:: MATERIAL FOR THIS TASK ::

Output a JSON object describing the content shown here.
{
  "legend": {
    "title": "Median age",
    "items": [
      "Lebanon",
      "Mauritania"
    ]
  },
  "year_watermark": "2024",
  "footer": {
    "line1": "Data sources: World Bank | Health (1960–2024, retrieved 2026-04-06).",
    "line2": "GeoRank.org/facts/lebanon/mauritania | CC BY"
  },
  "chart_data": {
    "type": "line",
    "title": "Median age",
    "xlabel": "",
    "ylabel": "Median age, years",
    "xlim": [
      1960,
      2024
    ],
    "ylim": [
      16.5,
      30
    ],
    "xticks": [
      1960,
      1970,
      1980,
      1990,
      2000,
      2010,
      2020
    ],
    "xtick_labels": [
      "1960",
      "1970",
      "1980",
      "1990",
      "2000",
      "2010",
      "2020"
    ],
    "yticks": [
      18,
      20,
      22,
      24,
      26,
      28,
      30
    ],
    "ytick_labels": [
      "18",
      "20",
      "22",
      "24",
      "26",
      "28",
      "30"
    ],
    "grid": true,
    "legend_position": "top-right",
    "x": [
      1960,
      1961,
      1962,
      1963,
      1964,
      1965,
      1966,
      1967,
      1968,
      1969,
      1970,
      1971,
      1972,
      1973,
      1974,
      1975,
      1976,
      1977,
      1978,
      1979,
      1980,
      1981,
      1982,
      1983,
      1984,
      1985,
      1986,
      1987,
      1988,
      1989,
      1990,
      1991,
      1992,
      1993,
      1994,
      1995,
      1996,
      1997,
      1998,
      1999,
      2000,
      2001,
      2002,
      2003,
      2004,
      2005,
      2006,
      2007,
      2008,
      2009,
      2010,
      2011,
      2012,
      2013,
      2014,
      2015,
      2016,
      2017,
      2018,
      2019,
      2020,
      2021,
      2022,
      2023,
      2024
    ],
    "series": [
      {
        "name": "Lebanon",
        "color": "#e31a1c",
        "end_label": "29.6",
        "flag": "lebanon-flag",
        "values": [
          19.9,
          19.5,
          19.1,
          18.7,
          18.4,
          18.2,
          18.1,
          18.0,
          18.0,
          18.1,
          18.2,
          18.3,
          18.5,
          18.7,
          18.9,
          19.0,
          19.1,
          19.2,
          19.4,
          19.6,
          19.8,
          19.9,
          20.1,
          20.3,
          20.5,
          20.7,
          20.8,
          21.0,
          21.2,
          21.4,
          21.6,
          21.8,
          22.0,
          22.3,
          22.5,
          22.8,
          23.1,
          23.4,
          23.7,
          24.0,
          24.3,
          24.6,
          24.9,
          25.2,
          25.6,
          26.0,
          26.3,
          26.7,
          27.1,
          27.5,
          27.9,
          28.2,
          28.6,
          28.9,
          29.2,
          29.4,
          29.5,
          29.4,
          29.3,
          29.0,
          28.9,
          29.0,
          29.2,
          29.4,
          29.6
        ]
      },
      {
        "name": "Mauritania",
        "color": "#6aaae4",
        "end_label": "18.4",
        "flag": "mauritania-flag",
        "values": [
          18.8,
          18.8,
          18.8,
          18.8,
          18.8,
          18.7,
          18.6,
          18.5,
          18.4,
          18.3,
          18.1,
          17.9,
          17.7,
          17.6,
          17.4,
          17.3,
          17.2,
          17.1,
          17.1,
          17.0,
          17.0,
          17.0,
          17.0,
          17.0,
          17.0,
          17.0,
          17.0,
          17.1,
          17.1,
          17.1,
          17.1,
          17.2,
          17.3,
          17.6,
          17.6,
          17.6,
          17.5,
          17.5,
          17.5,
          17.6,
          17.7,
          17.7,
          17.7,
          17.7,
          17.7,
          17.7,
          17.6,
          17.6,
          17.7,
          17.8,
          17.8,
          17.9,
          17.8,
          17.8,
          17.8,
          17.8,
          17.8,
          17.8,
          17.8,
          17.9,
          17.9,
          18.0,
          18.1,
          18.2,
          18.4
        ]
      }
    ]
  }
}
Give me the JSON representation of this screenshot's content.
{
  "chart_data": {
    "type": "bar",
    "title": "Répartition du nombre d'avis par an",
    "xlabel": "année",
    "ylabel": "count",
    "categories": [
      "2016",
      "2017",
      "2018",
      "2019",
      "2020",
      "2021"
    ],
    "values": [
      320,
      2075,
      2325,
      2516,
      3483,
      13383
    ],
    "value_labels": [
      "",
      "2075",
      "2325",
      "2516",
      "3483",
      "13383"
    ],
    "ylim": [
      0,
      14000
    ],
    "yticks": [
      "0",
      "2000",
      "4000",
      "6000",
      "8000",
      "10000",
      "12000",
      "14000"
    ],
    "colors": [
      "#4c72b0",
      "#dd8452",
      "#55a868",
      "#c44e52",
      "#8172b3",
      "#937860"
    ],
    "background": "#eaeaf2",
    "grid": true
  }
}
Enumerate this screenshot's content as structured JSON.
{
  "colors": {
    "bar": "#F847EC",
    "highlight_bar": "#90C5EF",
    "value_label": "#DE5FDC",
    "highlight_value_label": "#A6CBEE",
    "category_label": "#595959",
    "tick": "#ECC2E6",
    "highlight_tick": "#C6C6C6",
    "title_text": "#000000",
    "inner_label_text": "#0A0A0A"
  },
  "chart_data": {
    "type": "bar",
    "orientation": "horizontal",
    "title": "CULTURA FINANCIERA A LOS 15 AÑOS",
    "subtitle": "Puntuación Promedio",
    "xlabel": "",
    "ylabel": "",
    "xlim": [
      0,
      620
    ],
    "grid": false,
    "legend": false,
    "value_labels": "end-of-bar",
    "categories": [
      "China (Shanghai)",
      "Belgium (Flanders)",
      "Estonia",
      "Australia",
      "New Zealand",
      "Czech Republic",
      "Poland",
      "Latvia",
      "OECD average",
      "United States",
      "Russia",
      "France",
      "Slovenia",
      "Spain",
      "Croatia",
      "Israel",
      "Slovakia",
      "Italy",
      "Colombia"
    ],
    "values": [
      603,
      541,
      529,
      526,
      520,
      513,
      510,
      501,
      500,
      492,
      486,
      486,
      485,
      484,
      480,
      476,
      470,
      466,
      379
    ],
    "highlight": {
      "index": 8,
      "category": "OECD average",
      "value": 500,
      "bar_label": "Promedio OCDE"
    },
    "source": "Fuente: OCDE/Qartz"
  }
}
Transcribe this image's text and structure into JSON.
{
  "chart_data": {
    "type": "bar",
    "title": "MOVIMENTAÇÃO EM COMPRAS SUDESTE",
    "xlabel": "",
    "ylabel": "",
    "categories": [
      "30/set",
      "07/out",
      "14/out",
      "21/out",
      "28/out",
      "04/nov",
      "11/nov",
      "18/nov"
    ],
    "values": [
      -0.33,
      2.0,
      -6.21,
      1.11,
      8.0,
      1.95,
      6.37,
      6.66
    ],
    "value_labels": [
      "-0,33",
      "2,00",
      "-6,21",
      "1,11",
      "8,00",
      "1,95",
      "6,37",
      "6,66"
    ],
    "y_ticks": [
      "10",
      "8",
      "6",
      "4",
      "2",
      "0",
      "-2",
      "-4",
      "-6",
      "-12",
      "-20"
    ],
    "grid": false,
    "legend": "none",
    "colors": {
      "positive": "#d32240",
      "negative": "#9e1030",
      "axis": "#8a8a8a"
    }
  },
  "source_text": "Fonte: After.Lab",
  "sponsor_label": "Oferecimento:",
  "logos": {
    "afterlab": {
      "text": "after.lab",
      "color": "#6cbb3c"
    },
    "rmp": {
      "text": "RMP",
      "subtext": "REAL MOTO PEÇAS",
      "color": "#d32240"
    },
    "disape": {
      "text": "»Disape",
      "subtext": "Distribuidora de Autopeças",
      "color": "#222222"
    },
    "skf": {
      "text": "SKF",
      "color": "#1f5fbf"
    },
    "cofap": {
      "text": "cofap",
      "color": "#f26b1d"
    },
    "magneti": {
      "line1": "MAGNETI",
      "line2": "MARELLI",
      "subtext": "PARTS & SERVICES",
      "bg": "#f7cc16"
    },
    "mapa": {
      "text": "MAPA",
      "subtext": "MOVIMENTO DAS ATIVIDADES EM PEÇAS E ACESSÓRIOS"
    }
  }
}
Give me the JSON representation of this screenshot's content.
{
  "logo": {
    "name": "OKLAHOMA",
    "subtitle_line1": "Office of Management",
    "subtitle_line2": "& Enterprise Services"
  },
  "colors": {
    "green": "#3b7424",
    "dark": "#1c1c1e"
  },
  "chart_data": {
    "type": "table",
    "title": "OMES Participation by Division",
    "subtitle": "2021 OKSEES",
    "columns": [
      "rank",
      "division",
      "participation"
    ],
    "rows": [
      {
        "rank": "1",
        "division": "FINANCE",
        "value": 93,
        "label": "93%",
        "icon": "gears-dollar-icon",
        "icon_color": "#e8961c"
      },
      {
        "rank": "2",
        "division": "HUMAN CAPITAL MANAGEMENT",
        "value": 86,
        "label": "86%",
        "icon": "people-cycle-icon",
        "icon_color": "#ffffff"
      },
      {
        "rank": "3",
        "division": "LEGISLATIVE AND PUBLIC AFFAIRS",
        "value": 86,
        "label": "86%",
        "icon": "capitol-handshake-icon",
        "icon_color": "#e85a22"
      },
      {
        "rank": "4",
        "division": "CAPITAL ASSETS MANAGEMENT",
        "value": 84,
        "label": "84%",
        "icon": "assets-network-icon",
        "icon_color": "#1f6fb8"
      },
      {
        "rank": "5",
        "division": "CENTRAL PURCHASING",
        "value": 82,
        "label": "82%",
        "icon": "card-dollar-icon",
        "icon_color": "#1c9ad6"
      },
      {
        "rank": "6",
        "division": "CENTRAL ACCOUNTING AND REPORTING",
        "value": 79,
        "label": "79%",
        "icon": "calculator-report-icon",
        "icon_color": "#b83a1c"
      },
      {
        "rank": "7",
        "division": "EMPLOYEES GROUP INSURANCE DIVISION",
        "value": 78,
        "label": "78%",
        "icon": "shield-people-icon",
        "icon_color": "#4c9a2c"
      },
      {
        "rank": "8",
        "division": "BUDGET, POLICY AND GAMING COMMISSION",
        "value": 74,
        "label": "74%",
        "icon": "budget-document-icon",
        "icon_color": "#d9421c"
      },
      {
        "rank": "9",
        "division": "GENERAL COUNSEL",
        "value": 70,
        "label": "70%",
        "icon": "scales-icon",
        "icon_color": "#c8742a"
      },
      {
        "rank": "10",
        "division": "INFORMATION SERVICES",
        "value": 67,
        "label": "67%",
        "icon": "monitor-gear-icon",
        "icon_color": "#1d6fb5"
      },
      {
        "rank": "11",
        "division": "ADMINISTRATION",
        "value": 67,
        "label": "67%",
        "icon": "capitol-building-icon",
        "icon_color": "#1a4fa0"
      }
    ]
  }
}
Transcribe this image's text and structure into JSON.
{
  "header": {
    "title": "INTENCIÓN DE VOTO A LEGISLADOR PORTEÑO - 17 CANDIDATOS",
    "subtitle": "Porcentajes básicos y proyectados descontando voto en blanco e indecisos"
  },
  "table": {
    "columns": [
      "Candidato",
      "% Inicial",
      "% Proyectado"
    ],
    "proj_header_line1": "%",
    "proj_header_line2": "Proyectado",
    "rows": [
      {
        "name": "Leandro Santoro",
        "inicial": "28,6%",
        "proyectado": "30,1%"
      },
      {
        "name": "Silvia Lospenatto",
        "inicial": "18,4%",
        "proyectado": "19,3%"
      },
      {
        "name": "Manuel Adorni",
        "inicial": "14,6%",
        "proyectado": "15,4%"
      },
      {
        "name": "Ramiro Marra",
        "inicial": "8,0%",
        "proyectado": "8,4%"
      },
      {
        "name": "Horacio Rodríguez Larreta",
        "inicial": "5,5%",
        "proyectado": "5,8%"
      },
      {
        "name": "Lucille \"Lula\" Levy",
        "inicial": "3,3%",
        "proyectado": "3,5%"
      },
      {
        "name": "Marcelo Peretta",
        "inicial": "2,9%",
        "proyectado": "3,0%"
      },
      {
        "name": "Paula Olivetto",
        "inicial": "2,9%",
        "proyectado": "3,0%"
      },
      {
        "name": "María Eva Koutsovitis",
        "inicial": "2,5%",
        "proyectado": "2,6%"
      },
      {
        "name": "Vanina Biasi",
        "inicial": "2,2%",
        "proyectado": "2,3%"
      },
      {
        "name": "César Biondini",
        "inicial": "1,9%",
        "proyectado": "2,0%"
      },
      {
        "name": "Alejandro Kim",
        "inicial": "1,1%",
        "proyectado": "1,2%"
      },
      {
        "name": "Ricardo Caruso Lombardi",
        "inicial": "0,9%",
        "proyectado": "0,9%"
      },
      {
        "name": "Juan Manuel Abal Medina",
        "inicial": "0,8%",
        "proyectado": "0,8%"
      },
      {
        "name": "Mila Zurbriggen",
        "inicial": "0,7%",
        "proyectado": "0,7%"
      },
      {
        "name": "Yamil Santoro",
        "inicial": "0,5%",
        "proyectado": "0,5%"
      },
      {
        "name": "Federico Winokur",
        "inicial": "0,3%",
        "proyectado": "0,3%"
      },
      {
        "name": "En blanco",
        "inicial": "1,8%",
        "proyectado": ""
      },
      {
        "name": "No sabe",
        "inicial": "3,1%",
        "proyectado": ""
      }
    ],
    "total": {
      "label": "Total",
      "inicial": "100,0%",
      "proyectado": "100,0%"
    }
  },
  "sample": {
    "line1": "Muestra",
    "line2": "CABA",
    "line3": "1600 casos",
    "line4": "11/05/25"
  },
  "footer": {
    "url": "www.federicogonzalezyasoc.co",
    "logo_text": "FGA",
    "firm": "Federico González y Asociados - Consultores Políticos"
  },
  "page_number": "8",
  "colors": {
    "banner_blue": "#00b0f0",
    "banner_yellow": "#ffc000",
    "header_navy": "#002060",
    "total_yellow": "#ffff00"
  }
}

:::

Identify the lines of the entries containing the string "Promedio". Copy each such line.

COMPLETED TASK ▸
    "subtitle": "Puntuación Promedio",
      "bar_label": "Promedio OCDE"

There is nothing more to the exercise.